**Task requirements:** Output each entry below as it stands, leaving out every picture.

**Material supplied:**
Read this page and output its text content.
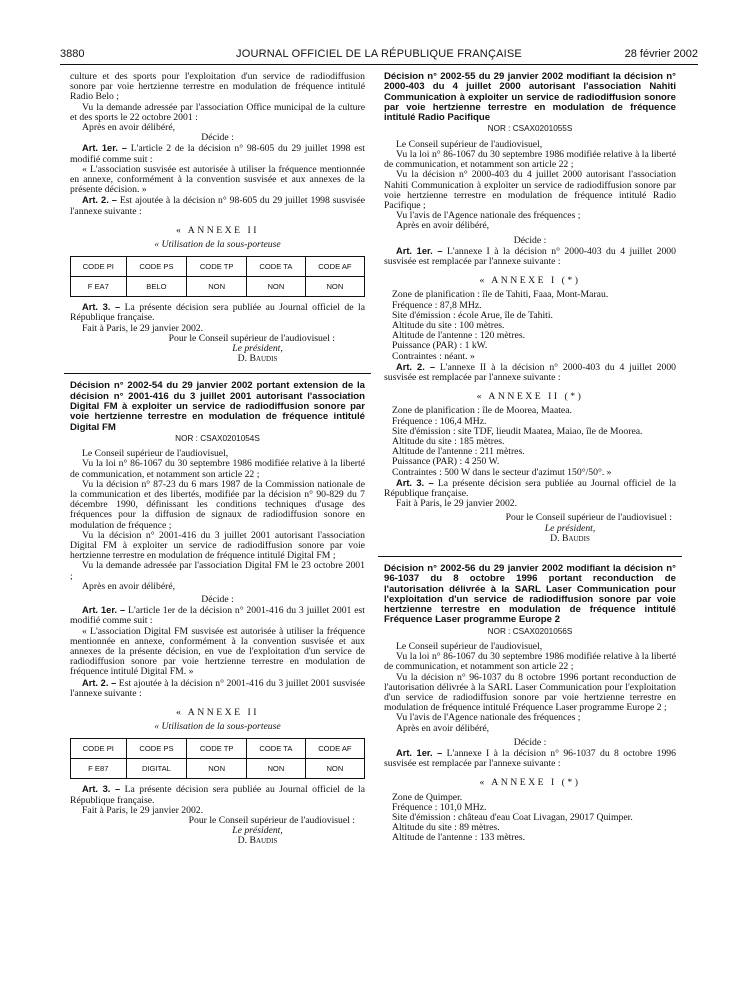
3880	JOURNAL OFFICIEL DE LA RÉPUBLIQUE FRANÇAISE	28 février 2002

culture et des sports pour l'exploitation d'un service de radiodiffusion sonore par voie hertzienne terrestre en modulation de fréquence intitulé Radio Belo ;

Vu la demande adressée par l'association Office municipal de la culture et des sports le 22 octobre 2001 :

Après en avoir délibéré,

Décide :

Art. 1er. – L'article 2 de la décision n° 98-605 du 29 juillet 1998 est modifié comme suit :

« L'association susvisée est autorisée à utiliser la fréquence mentionnée en annexe, conformément à la convention susvisée et aux annexes de la présente décision. »

Art. 2. – Est ajoutée à la décision n° 98-605 du 29 juillet 1998 susvisée l'annexe suivante :

« ANNEXE II

« Utilisation de la sous-porteuse

CODE PI	CODE PS	CODE TP	CODE TA	CODE AF
F EA7	BELO	NON	NON	NON

Art. 3. – La présente décision sera publiée au Journal officiel de la République française.

Fait à Paris, le 29 janvier 2002.

Pour le Conseil supérieur de l'audiovisuel :

Le président,

D. Baudis

Décision n° 2002-54 du 29 janvier 2002 portant extension de la décision n° 2001-416 du 3 juillet 2001 autorisant l'association Digital FM à exploiter un service de radiodiffusion sonore par voie hertzienne terrestre en modulation de fréquence intitulé Digital FM

NOR : CSAX0201054S

Le Conseil supérieur de l'audiovisuel,

Vu la loi n° 86-1067 du 30 septembre 1986 modifiée relative à la liberté de communication, et notamment son article 22 ;

Vu la décision n° 87-23 du 6 mars 1987 de la Commission nationale de la communication et des libertés, modifiée par la décision n° 90-829 du 7 décembre 1990, définissant les conditions techniques d'usage des fréquences pour la diffusion de signaux de radiodiffusion sonore en modulation de fréquence ;

Vu la décision n° 2001-416 du 3 juillet 2001 autorisant l'association Digital FM à exploiter un service de radiodiffusion sonore par voie hertzienne terrestre en modulation de fréquence intitulé Digital FM ;

Vu la demande adressée par l'association Digital FM le 23 octobre 2001 ;

Après en avoir délibéré,

Décide :

Art. 1er. – L'article 1er de la décision n° 2001-416 du 3 juillet 2001 est modifié comme suit :

« L'association Digital FM susvisée est autorisée à utiliser la fréquence mentionnée en annexe, conformément à la convention susvisée et aux annexes de la présente décision, en vue de l'exploitation d'un service de radiodiffusion sonore par voie hertzienne terrestre en modulation de fréquence intitulé Digital FM. »

Art. 2. – Est ajoutée à la décision n° 2001-416 du 3 juillet 2001 susvisée l'annexe suivante :

« ANNEXE II

« Utilisation de la sous-porteuse

CODE PI	CODE PS	CODE TP	CODE TA	CODE AF
F E87	DIGITAL	NON	NON	NON

Art. 3. – La présente décision sera publiée au Journal officiel de la République française.

Fait à Paris, le 29 janvier 2002.

Pour le Conseil supérieur de l'audiovisuel :

Le président,

D. Baudis

Décision n° 2002-55 du 29 janvier 2002 modifiant la décision n° 2000-403 du 4 juillet 2000 autorisant l'association Nahiti Communication à exploiter un service de radiodiffusion sonore par voie hertzienne terrestre en modulation de fréquence intitulé Radio Pacifique

NOR : CSAX0201055S

Le Conseil supérieur de l'audiovisuel,

Vu la loi n° 86-1067 du 30 septembre 1986 modifiée relative à la liberté de communication, et notamment son article 22 ;

Vu la décision n° 2000-403 du 4 juillet 2000 autorisant l'association Nahiti Communication à exploiter un service de radiodiffusion sonore par voie hertzienne terrestre en modulation de fréquence intitulé Radio Pacifique ;

Vu l'avis de l'Agence nationale des fréquences ;

Après en avoir délibéré,

Décide :

Art. 1er. – L'annexe I à la décision n° 2000-403 du 4 juillet 2000 susvisée est remplacée par l'annexe suivante :

« ANNEXE I (*)

Zone de planification : île de Tahiti, Faaa, Mont-Marau.

Fréquence : 87,8 MHz.

Site d'émission : école Arue, île de Tahiti.

Altitude du site : 100 mètres.

Altitude de l'antenne : 120 mètres.

Puissance (PAR) : 1 kW.

Contraintes : néant. »

Art. 2. – L'annexe II à la décision n° 2000-403 du 4 juillet 2000 susvisée est remplacée par l'annexe suivante :

« ANNEXE II (*)

Zone de planification : île de Moorea, Maatea.

Fréquence : 106,4 MHz.

Site d'émission : site TDF, lieudit Maatea, Maiao, île de Moorea.

Altitude du site : 185 mètres.

Altitude de l'antenne : 211 mètres.

Puissance (PAR) : 4 250 W.

Contraintes : 500 W dans le secteur d'azimut 150°/50°. »

Art. 3. – La présente décision sera publiée au Journal officiel de la République française.

Fait à Paris, le 29 janvier 2002.

Pour le Conseil supérieur de l'audiovisuel :

Le président,

D. Baudis

Décision n° 2002-56 du 29 janvier 2002 modifiant la décision n° 96-1037 du 8 octobre 1996 portant reconduction de l'autorisation délivrée à la SARL Laser Communication pour l'exploitation d'un service de radiodiffusion sonore par voie hertzienne terrestre en modulation de fréquence intitulé Fréquence Laser programme Europe 2

NOR : CSAX0201056S

Le Conseil supérieur de l'audiovisuel,

Vu la loi n° 86-1067 du 30 septembre 1986 modifiée relative à la liberté de communication, et notamment son article 22 ;

Vu la décision n° 96-1037 du 8 octobre 1996 portant reconduction de l'autorisation délivrée à la SARL Laser Communication pour l'exploitation d'un service de radiodiffusion sonore par voie hertzienne terrestre en modulation de fréquence intitulé Fréquence Laser programme Europe 2 ;

Vu l'avis de l'Agence nationale des fréquences ;

Après en avoir délibéré,

Décide :

Art. 1er. – L'annexe I à la décision n° 96-1037 du 8 octobre 1996 susvisée est remplacée par l'annexe suivante :

« ANNEXE I (*)

Zone de Quimper.

Fréquence : 101,0 MHz.

Site d'émission : château d'eau Coat Livagan, 29017 Quimper.

Altitude du site : 89 mètres.

Altitude de l'antenne : 133 mètres.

**Output:**
Read this page and output its text content.
3880	JOURNAL OFFICIEL DE LA RÉPUBLIQUE FRANÇAISE	28 février 2002

culture et des sports pour l'exploitation d'un service de radiodiffusion sonore par voie hertzienne terrestre en modulation de fréquence intitulé Radio Belo ;

Vu la demande adressée par l'association Office municipal de la culture et des sports le 22 octobre 2001 :

Après en avoir délibéré,

Décide :

Art. 1er. – L'article 2 de la décision n° 98-605 du 29 juillet 1998 est modifié comme suit :

« L'association susvisée est autorisée à utiliser la fréquence mentionnée en annexe, conformément à la convention susvisée et aux annexes de la présente décision. »

Art. 2. – Est ajoutée à la décision n° 98-605 du 29 juillet 1998 susvisée l'annexe suivante :

« ANNEXE II

« Utilisation de la sous-porteuse

CODE PI	CODE PS	CODE TP	CODE TA	CODE AF
F EA7	BELO	NON	NON	NON

Art. 3. – La présente décision sera publiée au Journal officiel de la République française.

Fait à Paris, le 29 janvier 2002.

Pour le Conseil supérieur de l'audiovisuel :

Le président,

D. Baudis

Décision n° 2002-54 du 29 janvier 2002 portant extension de la décision n° 2001-416 du 3 juillet 2001 autorisant l'association Digital FM à exploiter un service de radiodiffusion sonore par voie hertzienne terrestre en modulation de fréquence intitulé Digital FM

NOR : CSAX0201054S

Le Conseil supérieur de l'audiovisuel,

Vu la loi n° 86-1067 du 30 septembre 1986 modifiée relative à la liberté de communication, et notamment son article 22 ;

Vu la décision n° 87-23 du 6 mars 1987 de la Commission nationale de la communication et des libertés, modifiée par la décision n° 90-829 du 7 décembre 1990, définissant les conditions techniques d'usage des fréquences pour la diffusion de signaux de radiodiffusion sonore en modulation de fréquence ;

Vu la décision n° 2001-416 du 3 juillet 2001 autorisant l'association Digital FM à exploiter un service de radiodiffusion sonore par voie hertzienne terrestre en modulation de fréquence intitulé Digital FM ;

Vu la demande adressée par l'association Digital FM le 23 octobre 2001 ;

Après en avoir délibéré,

Décide :

Art. 1er. – L'article 1er de la décision n° 2001-416 du 3 juillet 2001 est modifié comme suit :

« L'association Digital FM susvisée est autorisée à utiliser la fréquence mentionnée en annexe, conformément à la convention susvisée et aux annexes de la présente décision, en vue de l'exploitation d'un service de radiodiffusion sonore par voie hertzienne terrestre en modulation de fréquence intitulé Digital FM. »

Art. 2. – Est ajoutée à la décision n° 2001-416 du 3 juillet 2001 susvisée l'annexe suivante :

« ANNEXE II

« Utilisation de la sous-porteuse

CODE PI	CODE PS	CODE TP	CODE TA	CODE AF
F E87	DIGITAL	NON	NON	NON

Art. 3. – La présente décision sera publiée au Journal officiel de la République française.

Fait à Paris, le 29 janvier 2002.

Pour le Conseil supérieur de l'audiovisuel :

Le président,

D. Baudis

Décision n° 2002-55 du 29 janvier 2002 modifiant la décision n° 2000-403 du 4 juillet 2000 autorisant l'association Nahiti Communication à exploiter un service de radiodiffusion sonore par voie hertzienne terrestre en modulation de fréquence intitulé Radio Pacifique

NOR : CSAX0201055S

Le Conseil supérieur de l'audiovisuel,

Vu la loi n° 86-1067 du 30 septembre 1986 modifiée relative à la liberté de communication, et notamment son article 22 ;

Vu la décision n° 2000-403 du 4 juillet 2000 autorisant l'association Nahiti Communication à exploiter un service de radiodiffusion sonore par voie hertzienne terrestre en modulation de fréquence intitulé Radio Pacifique ;

Vu l'avis de l'Agence nationale des fréquences ;

Après en avoir délibéré,

Décide :

Art. 1er. – L'annexe I à la décision n° 2000-403 du 4 juillet 2000 susvisée est remplacée par l'annexe suivante :

« ANNEXE I (*)

Zone de planification : île de Tahiti, Faaa, Mont-Marau.

Fréquence : 87,8 MHz.

Site d'émission : école Arue, île de Tahiti.

Altitude du site : 100 mètres.

Altitude de l'antenne : 120 mètres.

Puissance (PAR) : 1 kW.

Contraintes : néant. »

Art. 2. – L'annexe II à la décision n° 2000-403 du 4 juillet 2000 susvisée est remplacée par l'annexe suivante :

« ANNEXE II (*)

Zone de planification : île de Moorea, Maatea.

Fréquence : 106,4 MHz.

Site d'émission : site TDF, lieudit Maatea, Maiao, île de Moorea.

Altitude du site : 185 mètres.

Altitude de l'antenne : 211 mètres.

Puissance (PAR) : 4 250 W.

Contraintes : 500 W dans le secteur d'azimut 150°/50°. »

Art. 3. – La présente décision sera publiée au Journal officiel de la République française.

Fait à Paris, le 29 janvier 2002.

Pour le Conseil supérieur de l'audiovisuel :

Le président,

D. Baudis

Décision n° 2002-56 du 29 janvier 2002 modifiant la décision n° 96-1037 du 8 octobre 1996 portant reconduction de l'autorisation délivrée à la SARL Laser Communication pour l'exploitation d'un service de radiodiffusion sonore par voie hertzienne terrestre en modulation de fréquence intitulé Fréquence Laser programme Europe 2

NOR : CSAX0201056S

Le Conseil supérieur de l'audiovisuel,

Vu la loi n° 86-1067 du 30 septembre 1986 modifiée relative à la liberté de communication, et notamment son article 22 ;

Vu la décision n° 96-1037 du 8 octobre 1996 portant reconduction de l'autorisation délivrée à la SARL Laser Communication pour l'exploitation d'un service de radiodiffusion sonore par voie hertzienne terrestre en modulation de fréquence intitulé Fréquence Laser programme Europe 2 ;

Vu l'avis de l'Agence nationale des fréquences ;

Après en avoir délibéré,

Décide :

Art. 1er. – L'annexe I à la décision n° 96-1037 du 8 octobre 1996 susvisée est remplacée par l'annexe suivante :

« ANNEXE I (*)

Zone de Quimper.

Fréquence : 101,0 MHz.

Site d'émission : château d'eau Coat Livagan, 29017 Quimper.

Altitude du site : 89 mètres.

Altitude de l'antenne : 133 mètres.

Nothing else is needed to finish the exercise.